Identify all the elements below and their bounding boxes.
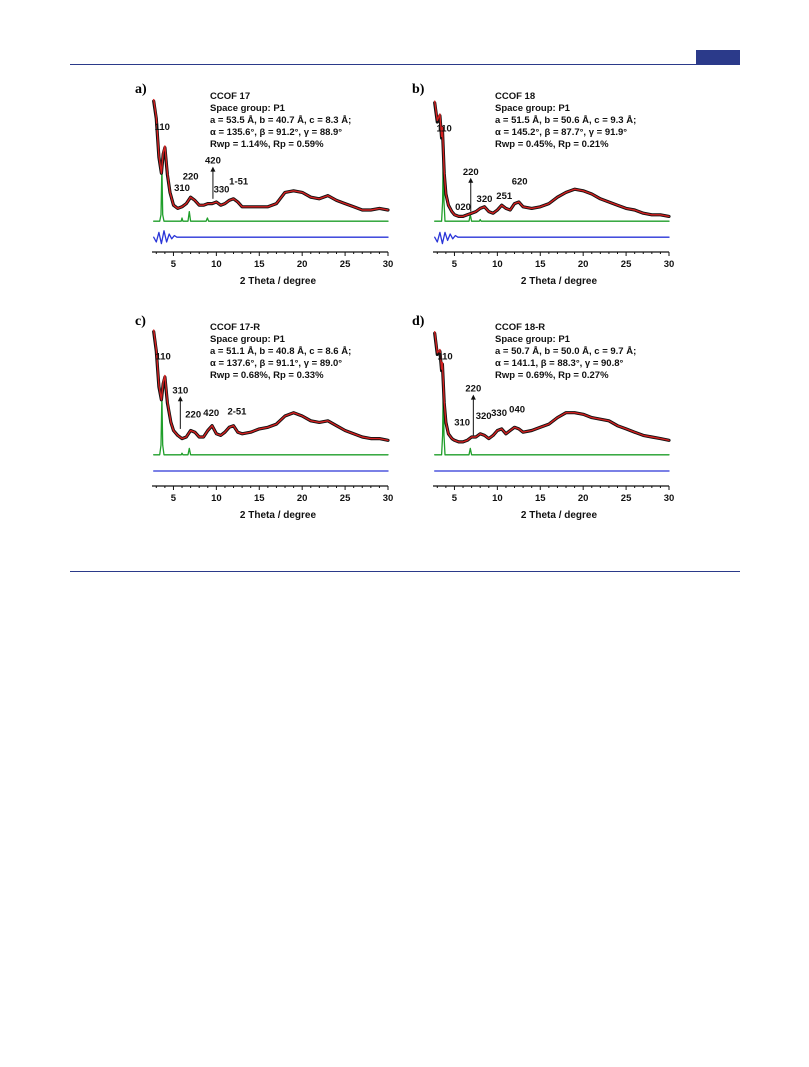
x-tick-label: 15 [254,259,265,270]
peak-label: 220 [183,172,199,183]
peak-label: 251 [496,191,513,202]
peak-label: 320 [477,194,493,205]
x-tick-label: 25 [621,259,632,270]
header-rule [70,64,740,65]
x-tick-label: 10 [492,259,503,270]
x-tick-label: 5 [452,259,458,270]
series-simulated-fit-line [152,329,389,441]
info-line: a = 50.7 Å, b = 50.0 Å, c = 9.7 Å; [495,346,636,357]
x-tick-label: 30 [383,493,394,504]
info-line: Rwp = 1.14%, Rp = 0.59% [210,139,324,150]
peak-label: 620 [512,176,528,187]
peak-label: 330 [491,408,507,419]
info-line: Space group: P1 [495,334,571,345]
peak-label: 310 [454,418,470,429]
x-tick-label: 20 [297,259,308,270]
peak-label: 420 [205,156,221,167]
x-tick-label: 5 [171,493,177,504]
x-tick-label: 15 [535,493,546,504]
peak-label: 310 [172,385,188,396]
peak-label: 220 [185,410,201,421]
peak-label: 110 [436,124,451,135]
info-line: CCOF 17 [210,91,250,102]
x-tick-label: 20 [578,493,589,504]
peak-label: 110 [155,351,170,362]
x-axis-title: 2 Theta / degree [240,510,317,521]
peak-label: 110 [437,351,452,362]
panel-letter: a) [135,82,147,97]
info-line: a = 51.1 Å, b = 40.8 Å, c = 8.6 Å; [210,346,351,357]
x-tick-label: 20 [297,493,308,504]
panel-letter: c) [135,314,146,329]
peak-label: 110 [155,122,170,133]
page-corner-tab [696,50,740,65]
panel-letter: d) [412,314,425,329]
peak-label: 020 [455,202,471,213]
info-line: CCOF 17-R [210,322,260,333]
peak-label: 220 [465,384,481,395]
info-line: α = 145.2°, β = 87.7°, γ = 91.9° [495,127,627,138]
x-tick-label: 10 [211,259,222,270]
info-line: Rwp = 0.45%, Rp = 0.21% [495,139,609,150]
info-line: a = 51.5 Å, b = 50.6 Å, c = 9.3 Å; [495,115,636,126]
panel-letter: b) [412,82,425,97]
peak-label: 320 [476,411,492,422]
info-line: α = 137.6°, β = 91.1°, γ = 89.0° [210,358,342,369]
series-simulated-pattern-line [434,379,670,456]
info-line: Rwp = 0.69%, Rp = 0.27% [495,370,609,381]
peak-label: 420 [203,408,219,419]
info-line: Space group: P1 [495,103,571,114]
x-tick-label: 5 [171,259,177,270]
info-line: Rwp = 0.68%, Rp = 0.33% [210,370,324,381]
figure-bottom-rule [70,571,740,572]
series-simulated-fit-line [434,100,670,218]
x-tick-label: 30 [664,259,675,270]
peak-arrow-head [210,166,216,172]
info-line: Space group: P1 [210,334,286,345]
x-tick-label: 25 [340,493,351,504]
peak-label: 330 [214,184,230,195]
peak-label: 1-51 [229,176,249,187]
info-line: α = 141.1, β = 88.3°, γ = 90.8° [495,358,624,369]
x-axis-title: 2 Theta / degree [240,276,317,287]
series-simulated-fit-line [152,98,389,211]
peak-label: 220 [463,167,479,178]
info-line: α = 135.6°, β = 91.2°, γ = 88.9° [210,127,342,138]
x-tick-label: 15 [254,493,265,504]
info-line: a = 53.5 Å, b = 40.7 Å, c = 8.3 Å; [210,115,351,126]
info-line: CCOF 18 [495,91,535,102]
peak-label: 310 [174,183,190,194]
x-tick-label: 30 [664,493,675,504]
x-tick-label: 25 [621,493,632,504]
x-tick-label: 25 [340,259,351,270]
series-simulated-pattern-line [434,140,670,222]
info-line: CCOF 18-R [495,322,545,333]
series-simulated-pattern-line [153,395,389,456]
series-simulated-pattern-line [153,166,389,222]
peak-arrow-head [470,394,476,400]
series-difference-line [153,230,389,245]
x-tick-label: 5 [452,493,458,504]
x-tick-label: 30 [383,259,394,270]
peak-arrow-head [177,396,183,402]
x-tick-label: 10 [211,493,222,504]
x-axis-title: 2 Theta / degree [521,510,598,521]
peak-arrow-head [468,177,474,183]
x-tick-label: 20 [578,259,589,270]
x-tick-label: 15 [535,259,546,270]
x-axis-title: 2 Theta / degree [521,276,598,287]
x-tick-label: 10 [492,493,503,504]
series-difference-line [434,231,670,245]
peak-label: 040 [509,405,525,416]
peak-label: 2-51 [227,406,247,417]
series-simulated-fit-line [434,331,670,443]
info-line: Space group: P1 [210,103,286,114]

--

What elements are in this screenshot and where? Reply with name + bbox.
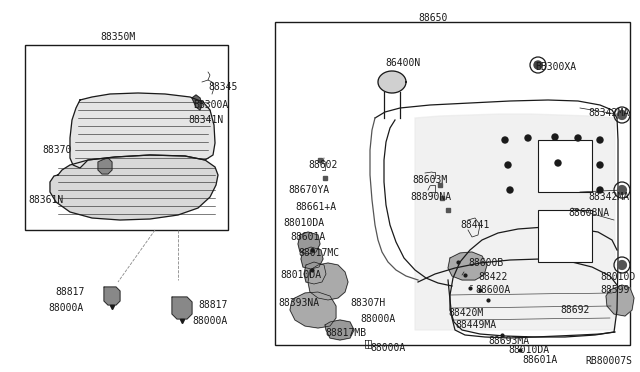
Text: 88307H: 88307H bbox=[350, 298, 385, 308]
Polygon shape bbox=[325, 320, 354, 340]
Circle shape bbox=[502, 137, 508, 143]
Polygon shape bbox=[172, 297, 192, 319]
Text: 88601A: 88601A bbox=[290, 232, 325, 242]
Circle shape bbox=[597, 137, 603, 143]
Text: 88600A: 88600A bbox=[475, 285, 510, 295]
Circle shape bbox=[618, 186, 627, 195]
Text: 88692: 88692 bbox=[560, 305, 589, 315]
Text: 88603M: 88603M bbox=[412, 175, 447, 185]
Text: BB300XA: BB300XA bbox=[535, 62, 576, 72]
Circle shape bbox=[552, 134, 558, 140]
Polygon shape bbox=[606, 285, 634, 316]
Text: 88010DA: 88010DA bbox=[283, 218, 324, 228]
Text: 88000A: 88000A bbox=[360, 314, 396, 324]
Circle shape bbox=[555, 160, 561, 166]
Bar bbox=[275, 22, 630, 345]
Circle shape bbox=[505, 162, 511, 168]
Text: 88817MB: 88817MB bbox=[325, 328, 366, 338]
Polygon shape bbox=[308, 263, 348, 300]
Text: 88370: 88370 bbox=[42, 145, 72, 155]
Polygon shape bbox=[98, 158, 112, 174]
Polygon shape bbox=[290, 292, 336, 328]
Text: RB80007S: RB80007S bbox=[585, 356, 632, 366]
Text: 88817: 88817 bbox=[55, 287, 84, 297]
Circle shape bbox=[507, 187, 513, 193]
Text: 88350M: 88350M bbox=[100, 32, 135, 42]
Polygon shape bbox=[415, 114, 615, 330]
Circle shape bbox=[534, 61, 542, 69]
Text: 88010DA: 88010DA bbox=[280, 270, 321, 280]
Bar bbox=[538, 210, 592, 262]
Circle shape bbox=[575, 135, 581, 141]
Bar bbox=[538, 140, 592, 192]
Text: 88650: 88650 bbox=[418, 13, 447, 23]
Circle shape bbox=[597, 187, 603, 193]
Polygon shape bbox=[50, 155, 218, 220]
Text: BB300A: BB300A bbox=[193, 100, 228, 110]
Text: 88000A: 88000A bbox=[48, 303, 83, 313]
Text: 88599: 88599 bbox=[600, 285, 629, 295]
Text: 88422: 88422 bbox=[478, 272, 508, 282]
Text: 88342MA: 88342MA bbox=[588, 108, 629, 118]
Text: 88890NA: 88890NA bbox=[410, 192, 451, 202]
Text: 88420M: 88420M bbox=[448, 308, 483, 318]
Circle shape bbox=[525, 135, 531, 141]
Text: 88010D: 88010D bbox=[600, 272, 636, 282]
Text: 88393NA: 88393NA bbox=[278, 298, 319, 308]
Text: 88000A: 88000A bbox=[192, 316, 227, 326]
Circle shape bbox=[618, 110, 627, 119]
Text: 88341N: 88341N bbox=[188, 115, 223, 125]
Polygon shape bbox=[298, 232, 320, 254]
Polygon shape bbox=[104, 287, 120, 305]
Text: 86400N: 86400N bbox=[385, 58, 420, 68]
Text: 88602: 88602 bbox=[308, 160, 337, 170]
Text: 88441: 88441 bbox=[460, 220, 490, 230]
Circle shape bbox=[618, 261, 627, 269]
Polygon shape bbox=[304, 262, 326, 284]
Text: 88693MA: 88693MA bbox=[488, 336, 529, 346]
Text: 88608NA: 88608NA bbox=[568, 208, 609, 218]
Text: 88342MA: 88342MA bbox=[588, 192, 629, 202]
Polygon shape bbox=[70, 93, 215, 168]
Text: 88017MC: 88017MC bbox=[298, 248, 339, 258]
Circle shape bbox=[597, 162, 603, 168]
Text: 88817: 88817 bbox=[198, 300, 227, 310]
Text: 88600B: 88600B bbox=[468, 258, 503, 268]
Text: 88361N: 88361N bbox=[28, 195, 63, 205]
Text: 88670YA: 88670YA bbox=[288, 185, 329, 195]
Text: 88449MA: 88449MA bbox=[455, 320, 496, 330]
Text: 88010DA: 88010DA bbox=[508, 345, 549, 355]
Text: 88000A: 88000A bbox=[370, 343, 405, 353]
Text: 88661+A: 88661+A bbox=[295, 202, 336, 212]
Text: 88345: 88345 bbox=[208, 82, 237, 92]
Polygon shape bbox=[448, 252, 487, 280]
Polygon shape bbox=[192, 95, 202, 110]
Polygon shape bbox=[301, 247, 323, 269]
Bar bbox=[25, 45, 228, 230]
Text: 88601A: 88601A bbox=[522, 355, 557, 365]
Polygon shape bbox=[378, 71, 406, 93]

--

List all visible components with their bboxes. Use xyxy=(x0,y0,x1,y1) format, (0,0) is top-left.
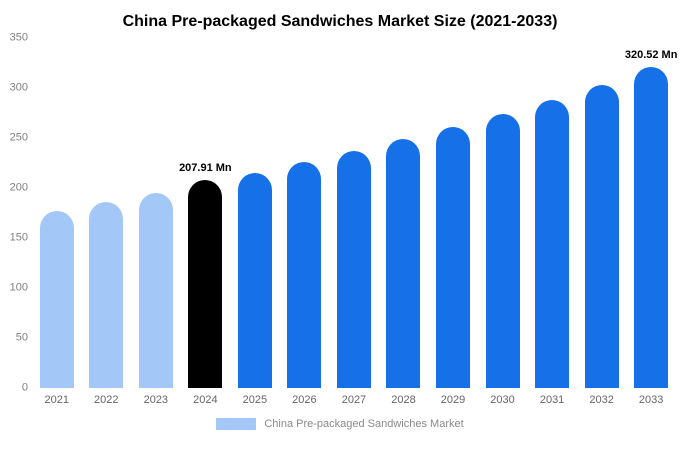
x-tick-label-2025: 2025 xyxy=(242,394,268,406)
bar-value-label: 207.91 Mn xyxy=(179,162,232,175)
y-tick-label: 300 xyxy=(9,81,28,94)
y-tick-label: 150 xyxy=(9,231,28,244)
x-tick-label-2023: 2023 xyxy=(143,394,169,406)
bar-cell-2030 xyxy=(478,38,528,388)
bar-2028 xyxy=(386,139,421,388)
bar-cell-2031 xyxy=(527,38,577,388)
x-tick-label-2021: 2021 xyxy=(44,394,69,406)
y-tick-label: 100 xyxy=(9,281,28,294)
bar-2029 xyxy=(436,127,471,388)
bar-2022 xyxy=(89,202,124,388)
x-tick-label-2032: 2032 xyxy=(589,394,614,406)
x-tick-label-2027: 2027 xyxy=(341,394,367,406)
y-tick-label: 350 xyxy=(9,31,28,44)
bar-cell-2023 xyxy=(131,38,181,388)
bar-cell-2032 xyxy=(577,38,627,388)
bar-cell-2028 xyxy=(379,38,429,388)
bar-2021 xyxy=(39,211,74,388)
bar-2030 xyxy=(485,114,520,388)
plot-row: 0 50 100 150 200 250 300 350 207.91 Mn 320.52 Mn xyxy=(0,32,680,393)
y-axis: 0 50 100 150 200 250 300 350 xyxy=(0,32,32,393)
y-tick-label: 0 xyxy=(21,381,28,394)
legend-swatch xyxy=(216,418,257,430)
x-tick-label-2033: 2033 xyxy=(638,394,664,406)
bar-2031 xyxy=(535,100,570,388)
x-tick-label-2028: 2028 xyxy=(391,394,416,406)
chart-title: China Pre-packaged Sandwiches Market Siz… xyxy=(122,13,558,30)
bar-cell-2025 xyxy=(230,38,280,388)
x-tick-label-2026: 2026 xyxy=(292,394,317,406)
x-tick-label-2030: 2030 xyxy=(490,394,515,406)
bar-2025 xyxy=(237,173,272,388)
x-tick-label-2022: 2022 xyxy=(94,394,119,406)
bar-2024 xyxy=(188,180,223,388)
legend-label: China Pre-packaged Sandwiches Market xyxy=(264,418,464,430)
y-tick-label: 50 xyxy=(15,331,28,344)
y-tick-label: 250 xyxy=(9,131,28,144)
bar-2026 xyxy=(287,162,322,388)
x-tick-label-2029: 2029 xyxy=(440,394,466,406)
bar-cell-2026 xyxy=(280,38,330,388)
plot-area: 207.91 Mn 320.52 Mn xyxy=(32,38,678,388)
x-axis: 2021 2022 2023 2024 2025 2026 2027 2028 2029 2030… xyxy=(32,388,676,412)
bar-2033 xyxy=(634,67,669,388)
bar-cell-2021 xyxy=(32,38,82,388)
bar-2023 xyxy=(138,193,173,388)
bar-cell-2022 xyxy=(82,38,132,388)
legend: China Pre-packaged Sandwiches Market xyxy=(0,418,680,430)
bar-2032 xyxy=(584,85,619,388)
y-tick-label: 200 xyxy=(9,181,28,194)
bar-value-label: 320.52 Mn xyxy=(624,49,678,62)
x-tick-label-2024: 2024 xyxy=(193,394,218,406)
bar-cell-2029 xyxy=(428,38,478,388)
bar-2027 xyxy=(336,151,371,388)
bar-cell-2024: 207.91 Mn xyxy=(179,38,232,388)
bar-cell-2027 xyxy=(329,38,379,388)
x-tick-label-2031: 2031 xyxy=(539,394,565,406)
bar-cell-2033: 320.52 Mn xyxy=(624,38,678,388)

--

Print the items verbatim, from the line containing "Text: 88307H: 88307H" through the line containing "Circle shape bbox=[552, 134, 558, 140]", inclusive of both.

Text: 88307H: 88307H bbox=[350, 298, 385, 308]
Polygon shape bbox=[325, 320, 354, 340]
Circle shape bbox=[502, 137, 508, 143]
Polygon shape bbox=[172, 297, 192, 319]
Text: 88601A: 88601A bbox=[290, 232, 325, 242]
Circle shape bbox=[597, 137, 603, 143]
Text: 88600A: 88600A bbox=[475, 285, 510, 295]
Circle shape bbox=[618, 186, 627, 195]
Text: 88692: 88692 bbox=[560, 305, 589, 315]
Text: 88603M: 88603M bbox=[412, 175, 447, 185]
Text: BB300XA: BB300XA bbox=[535, 62, 576, 72]
Circle shape bbox=[552, 134, 558, 140]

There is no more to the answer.